Dataset rows
+++

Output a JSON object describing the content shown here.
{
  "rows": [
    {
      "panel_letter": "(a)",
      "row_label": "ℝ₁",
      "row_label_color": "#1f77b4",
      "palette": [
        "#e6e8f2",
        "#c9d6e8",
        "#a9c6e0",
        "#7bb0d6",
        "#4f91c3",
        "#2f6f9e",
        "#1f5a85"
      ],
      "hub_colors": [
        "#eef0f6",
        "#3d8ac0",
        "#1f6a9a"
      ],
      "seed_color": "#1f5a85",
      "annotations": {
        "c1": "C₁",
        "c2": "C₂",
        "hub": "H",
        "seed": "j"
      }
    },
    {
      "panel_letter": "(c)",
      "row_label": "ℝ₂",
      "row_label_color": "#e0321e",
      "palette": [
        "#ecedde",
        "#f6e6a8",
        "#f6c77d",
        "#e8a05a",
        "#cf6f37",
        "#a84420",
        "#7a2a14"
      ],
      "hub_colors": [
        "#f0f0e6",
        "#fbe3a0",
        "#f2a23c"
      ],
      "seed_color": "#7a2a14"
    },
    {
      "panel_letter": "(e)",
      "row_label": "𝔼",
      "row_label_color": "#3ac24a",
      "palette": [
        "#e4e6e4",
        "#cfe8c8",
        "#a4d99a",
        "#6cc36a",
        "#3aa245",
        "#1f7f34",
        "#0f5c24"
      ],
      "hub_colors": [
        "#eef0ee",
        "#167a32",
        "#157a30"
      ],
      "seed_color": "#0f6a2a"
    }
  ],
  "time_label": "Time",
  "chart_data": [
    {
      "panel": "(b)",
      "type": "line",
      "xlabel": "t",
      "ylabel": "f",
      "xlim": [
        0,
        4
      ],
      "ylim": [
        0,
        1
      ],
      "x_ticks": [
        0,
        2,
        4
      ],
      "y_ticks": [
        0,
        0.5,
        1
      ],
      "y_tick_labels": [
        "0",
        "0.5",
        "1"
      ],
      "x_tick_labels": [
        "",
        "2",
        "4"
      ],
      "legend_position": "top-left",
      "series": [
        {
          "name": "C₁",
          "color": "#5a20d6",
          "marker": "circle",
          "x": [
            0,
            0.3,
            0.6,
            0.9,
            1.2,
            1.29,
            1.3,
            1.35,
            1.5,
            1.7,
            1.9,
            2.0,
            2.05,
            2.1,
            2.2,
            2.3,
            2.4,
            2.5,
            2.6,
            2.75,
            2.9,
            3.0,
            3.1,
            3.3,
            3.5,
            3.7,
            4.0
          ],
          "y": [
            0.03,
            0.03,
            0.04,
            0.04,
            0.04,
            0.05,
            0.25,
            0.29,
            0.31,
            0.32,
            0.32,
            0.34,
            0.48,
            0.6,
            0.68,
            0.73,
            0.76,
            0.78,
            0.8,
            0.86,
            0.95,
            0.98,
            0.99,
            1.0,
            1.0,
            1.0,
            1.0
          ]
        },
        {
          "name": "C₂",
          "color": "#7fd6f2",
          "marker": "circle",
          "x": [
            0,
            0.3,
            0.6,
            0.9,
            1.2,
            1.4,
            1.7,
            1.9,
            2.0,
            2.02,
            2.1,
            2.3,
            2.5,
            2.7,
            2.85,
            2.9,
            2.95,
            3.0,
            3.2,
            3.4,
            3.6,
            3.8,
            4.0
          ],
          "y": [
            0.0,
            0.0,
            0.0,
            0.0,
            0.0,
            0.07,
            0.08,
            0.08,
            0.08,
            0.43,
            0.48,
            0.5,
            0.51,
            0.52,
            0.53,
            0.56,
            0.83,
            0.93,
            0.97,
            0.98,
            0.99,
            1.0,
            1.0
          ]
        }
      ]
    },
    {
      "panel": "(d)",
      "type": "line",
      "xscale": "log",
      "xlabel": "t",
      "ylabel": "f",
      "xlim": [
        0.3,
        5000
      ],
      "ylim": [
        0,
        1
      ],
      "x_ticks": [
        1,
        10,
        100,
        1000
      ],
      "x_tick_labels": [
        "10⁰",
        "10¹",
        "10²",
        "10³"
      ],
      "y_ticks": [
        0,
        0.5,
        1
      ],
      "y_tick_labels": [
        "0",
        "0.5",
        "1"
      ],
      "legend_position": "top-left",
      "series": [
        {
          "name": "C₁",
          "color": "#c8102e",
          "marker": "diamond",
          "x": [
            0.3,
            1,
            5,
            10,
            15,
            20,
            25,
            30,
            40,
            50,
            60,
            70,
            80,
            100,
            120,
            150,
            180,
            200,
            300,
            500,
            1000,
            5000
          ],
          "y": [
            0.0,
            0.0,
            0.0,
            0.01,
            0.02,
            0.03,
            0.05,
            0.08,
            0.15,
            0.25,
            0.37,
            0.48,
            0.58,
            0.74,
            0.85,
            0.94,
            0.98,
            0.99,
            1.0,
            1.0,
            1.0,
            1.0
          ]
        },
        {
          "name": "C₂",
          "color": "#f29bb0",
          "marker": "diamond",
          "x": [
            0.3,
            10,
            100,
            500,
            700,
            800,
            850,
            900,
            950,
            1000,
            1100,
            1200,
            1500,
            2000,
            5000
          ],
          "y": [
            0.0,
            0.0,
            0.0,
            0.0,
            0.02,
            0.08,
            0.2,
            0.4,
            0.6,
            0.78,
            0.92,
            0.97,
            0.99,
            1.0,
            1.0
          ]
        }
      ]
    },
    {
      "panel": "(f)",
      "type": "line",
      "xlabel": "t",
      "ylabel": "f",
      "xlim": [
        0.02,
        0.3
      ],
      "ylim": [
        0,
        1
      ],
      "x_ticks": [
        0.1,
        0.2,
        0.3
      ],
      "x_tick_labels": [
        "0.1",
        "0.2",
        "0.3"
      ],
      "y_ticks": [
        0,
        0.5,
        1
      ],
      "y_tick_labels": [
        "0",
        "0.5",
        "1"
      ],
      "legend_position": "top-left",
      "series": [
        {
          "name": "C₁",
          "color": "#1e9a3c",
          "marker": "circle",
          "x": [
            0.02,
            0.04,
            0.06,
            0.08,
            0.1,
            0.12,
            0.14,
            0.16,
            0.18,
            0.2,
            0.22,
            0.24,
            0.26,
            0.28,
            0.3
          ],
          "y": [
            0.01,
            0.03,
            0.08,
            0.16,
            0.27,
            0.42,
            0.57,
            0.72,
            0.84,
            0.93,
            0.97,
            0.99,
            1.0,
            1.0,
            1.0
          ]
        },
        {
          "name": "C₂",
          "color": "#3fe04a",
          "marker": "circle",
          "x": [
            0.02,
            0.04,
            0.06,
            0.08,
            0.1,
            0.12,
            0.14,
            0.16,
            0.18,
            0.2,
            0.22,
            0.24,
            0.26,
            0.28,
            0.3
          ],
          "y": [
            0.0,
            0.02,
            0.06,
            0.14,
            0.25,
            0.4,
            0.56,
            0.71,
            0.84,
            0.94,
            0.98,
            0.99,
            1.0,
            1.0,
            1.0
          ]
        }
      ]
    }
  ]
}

+++

* _WHAT THE TASK ASKS_
Transcribe the entire listing above precisely.

* _REPLY_
Output a JSON object describing the content shown here.
{
  "rows": [
    {
      "panel_letter": "(a)",
      "row_label": "ℝ₁",
      "row_label_color": "#1f77b4",
      "palette": [
        "#e6e8f2",
        "#c9d6e8",
        "#a9c6e0",
        "#7bb0d6",
        "#4f91c3",
        "#2f6f9e",
        "#1f5a85"
      ],
      "hub_colors": [
        "#eef0f6",
        "#3d8ac0",
        "#1f6a9a"
      ],
      "seed_color": "#1f5a85",
      "annotations": {
        "c1": "C₁",
        "c2": "C₂",
        "hub": "H",
        "seed": "j"
      }
    },
    {
      "panel_letter": "(c)",
      "row_label": "ℝ₂",
      "row_label_color": "#e0321e",
      "palette": [
        "#ecedde",
        "#f6e6a8",
        "#f6c77d",
        "#e8a05a",
        "#cf6f37",
        "#a84420",
        "#7a2a14"
      ],
      "hub_colors": [
        "#f0f0e6",
        "#fbe3a0",
        "#f2a23c"
      ],
      "seed_color": "#7a2a14"
    },
    {
      "panel_letter": "(e)",
      "row_label": "𝔼",
      "row_label_color": "#3ac24a",
      "palette": [
        "#e4e6e4",
        "#cfe8c8",
        "#a4d99a",
        "#6cc36a",
        "#3aa245",
        "#1f7f34",
        "#0f5c24"
      ],
      "hub_colors": [
        "#eef0ee",
        "#167a32",
        "#157a30"
      ],
      "seed_color": "#0f6a2a"
    }
  ],
  "time_label": "Time",
  "chart_data": [
    {
      "panel": "(b)",
      "type": "line",
      "xlabel": "t",
      "ylabel": "f",
      "xlim": [
        0,
        4
      ],
      "ylim": [
        0,
        1
      ],
      "x_ticks": [
        0,
        2,
        4
      ],
      "y_ticks": [
        0,
        0.5,
        1
      ],
      "y_tick_labels": [
        "0",
        "0.5",
        "1"
      ],
      "x_tick_labels": [
        "",
        "2",
        "4"
      ],
      "legend_position": "top-left",
      "series": [
        {
          "name": "C₁",
          "color": "#5a20d6",
          "marker": "circle",
          "x": [
            0,
            0.3,
            0.6,
            0.9,
            1.2,
            1.29,
            1.3,
            1.35,
            1.5,
            1.7,
            1.9,
            2.0,
            2.05,
            2.1,
            2.2,
            2.3,
            2.4,
            2.5,
            2.6,
            2.75,
            2.9,
            3.0,
            3.1,
            3.3,
            3.5,
            3.7,
            4.0
          ],
          "y": [
            0.03,
            0.03,
            0.04,
            0.04,
            0.04,
            0.05,
            0.25,
            0.29,
            0.31,
            0.32,
            0.32,
            0.34,
            0.48,
            0.6,
            0.68,
            0.73,
            0.76,
            0.78,
            0.8,
            0.86,
            0.95,
            0.98,
            0.99,
            1.0,
            1.0,
            1.0,
            1.0
          ]
        },
        {
          "name": "C₂",
          "color": "#7fd6f2",
          "marker": "circle",
          "x": [
            0,
            0.3,
            0.6,
            0.9,
            1.2,
            1.4,
            1.7,
            1.9,
            2.0,
            2.02,
            2.1,
            2.3,
            2.5,
            2.7,
            2.85,
            2.9,
            2.95,
            3.0,
            3.2,
            3.4,
            3.6,
            3.8,
            4.0
          ],
          "y": [
            0.0,
            0.0,
            0.0,
            0.0,
            0.0,
            0.07,
            0.08,
            0.08,
            0.08,
            0.43,
            0.48,
            0.5,
            0.51,
            0.52,
            0.53,
            0.56,
            0.83,
            0.93,
            0.97,
            0.98,
            0.99,
            1.0,
            1.0
          ]
        }
      ]
    },
    {
      "panel": "(d)",
      "type": "line",
      "xscale": "log",
      "xlabel": "t",
      "ylabel": "f",
      "xlim": [
        0.3,
        5000
      ],
      "ylim": [
        0,
        1
      ],
      "x_ticks": [
        1,
        10,
        100,
        1000
      ],
      "x_tick_labels": [
        "10⁰",
        "10¹",
        "10²",
        "10³"
      ],
      "y_ticks": [
        0,
        0.5,
        1
      ],
      "y_tick_labels": [
        "0",
        "0.5",
        "1"
      ],
      "legend_position": "top-left",
      "series": [
        {
          "name": "C₁",
          "color": "#c8102e",
          "marker": "diamond",
          "x": [
            0.3,
            1,
            5,
            10,
            15,
            20,
            25,
            30,
            40,
            50,
            60,
            70,
            80,
            100,
            120,
            150,
            180,
            200,
            300,
            500,
            1000,
            5000
          ],
          "y": [
            0.0,
            0.0,
            0.0,
            0.01,
            0.02,
            0.03,
            0.05,
            0.08,
            0.15,
            0.25,
            0.37,
            0.48,
            0.58,
            0.74,
            0.85,
            0.94,
            0.98,
            0.99,
            1.0,
            1.0,
            1.0,
            1.0
          ]
        },
        {
          "name": "C₂",
          "color": "#f29bb0",
          "marker": "diamond",
          "x": [
            0.3,
            10,
            100,
            500,
            700,
            800,
            850,
            900,
            950,
            1000,
            1100,
            1200,
            1500,
            2000,
            5000
          ],
          "y": [
            0.0,
            0.0,
            0.0,
            0.0,
            0.02,
            0.08,
            0.2,
            0.4,
            0.6,
            0.78,
            0.92,
            0.97,
            0.99,
            1.0,
            1.0
          ]
        }
      ]
    },
    {
      "panel": "(f)",
      "type": "line",
      "xlabel": "t",
      "ylabel": "f",
      "xlim": [
        0.02,
        0.3
      ],
      "ylim": [
        0,
        1
      ],
      "x_ticks": [
        0.1,
        0.2,
        0.3
      ],
      "x_tick_labels": [
        "0.1",
        "0.2",
        "0.3"
      ],
      "y_ticks": [
        0,
        0.5,
        1
      ],
      "y_tick_labels": [
        "0",
        "0.5",
        "1"
      ],
      "legend_position": "top-left",
      "series": [
        {
          "name": "C₁",
          "color": "#1e9a3c",
          "marker": "circle",
          "x": [
            0.02,
            0.04,
            0.06,
            0.08,
            0.1,
            0.12,
            0.14,
            0.16,
            0.18,
            0.2,
            0.22,
            0.24,
            0.26,
            0.28,
            0.3
          ],
          "y": [
            0.01,
            0.03,
            0.08,
            0.16,
            0.27,
            0.42,
            0.57,
            0.72,
            0.84,
            0.93,
            0.97,
            0.99,
            1.0,
            1.0,
            1.0
          ]
        },
        {
          "name": "C₂",
          "color": "#3fe04a",
          "marker": "circle",
          "x": [
            0.02,
            0.04,
            0.06,
            0.08,
            0.1,
            0.12,
            0.14,
            0.16,
            0.18,
            0.2,
            0.22,
            0.24,
            0.26,
            0.28,
            0.3
          ],
          "y": [
            0.0,
            0.02,
            0.06,
            0.14,
            0.25,
            0.4,
            0.56,
            0.71,
            0.84,
            0.94,
            0.98,
            0.99,
            1.0,
            1.0,
            1.0
          ]
        }
      ]
    }
  ]
}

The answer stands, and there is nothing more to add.